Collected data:
⟨

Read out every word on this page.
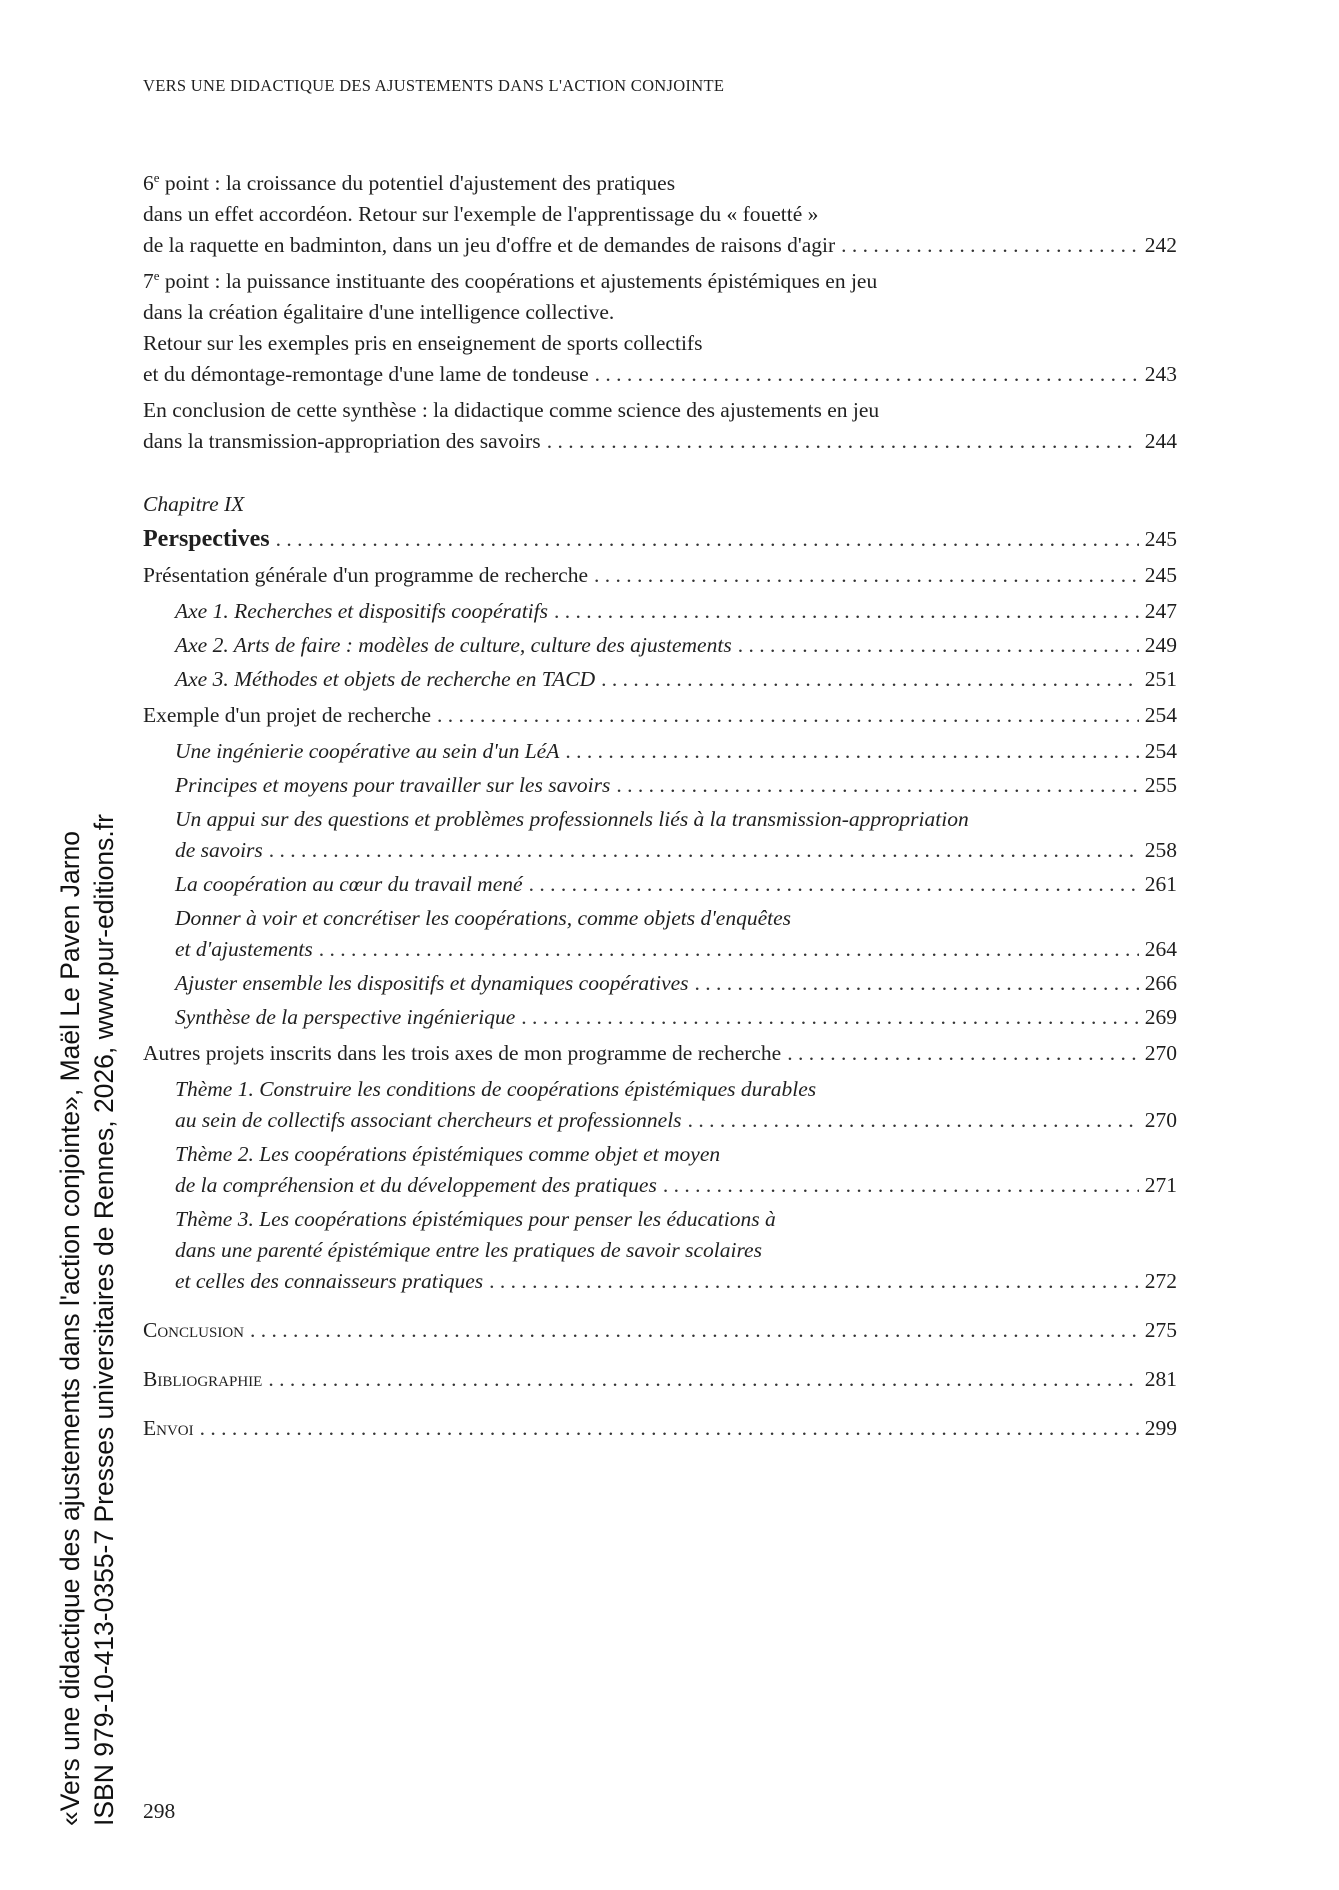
VERS UNE DIDACTIQUE DES AJUSTEMENTS DANS L'ACTION CONJOINTE
6e point : la croissance du potentiel d'ajustement des pratiques
dans un effet accordéon. Retour sur l'exemple de l'apprentissage du « fouetté »
de la raquette en badminton, dans un jeu d'offre et de demandes de raisons d'agir . . .	242
7e point : la puissance instituante des coopérations et ajustements épistémiques en jeu
dans la création égalitaire d'une intelligence collective.
Retour sur les exemples pris en enseignement de sports collectifs
et du démontage-remontage d'une lame de tondeuse . . .	243
En conclusion de cette synthèse : la didactique comme science des ajustements en jeu
dans la transmission-appropriation des savoirs . . .	244
Chapitre IX
Perspectives . . .	245
Présentation générale d'un programme de recherche . . .	245
Axe 1. Recherches et dispositifs coopératifs . . .	247
Axe 2. Arts de faire : modèles de culture, culture des ajustements . . .	249
Axe 3. Méthodes et objets de recherche en TACD . . .	251
Exemple d'un projet de recherche . . .	254
Une ingénierie coopérative au sein d'un LéA . . .	254
Principes et moyens pour travailler sur les savoirs . . .	255
Un appui sur des questions et problèmes professionnels liés à la transmission-appropriation
de savoirs . . .	258
La coopération au cœur du travail mené . . .	261
Donner à voir et concrétiser les coopérations, comme objets d'enquêtes
et d'ajustements . . .	264
Ajuster ensemble les dispositifs et dynamiques coopératives . . .	266
Synthèse de la perspective ingénierique . . .	269
Autres projets inscrits dans les trois axes de mon programme de recherche . . .	270
Thème 1. Construire les conditions de coopérations épistémiques durables
au sein de collectifs associant chercheurs et professionnels . . .	270
Thème 2. Les coopérations épistémiques comme objet et moyen
de la compréhension et du développement des pratiques . . .	271
Thème 3. Les coopérations épistémiques pour penser les éducations à
dans une parenté épistémique entre les pratiques de savoir scolaires
et celles des connaisseurs pratiques . . .	272
Conclusion . . .	275
Bibliographie . . .	281
Envoi . . .	299
298
«Vers une didactique des ajustements dans l'action conjointe», Maël Le Paven Jarno ISBN 979-10-413-0355-7 Presses universitaires de Rennes, 2026, www.pur-editions.fr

⟩

## TASK BRIEF
Check every line of the data above for the string "coopérations", and copy those that have it.

## ANSWER FOR THIS EXERCISE
7e point : la puissance instituante des coopérations et ajustements épistémiques en jeu
Donner à voir et concrétiser les coopérations, comme objets d'enquêtes
Thème 1. Construire les conditions de coopérations épistémiques durables
Thème 2. Les coopérations épistémiques comme objet et moyen
Thème 3. Les coopérations épistémiques pour penser les éducations à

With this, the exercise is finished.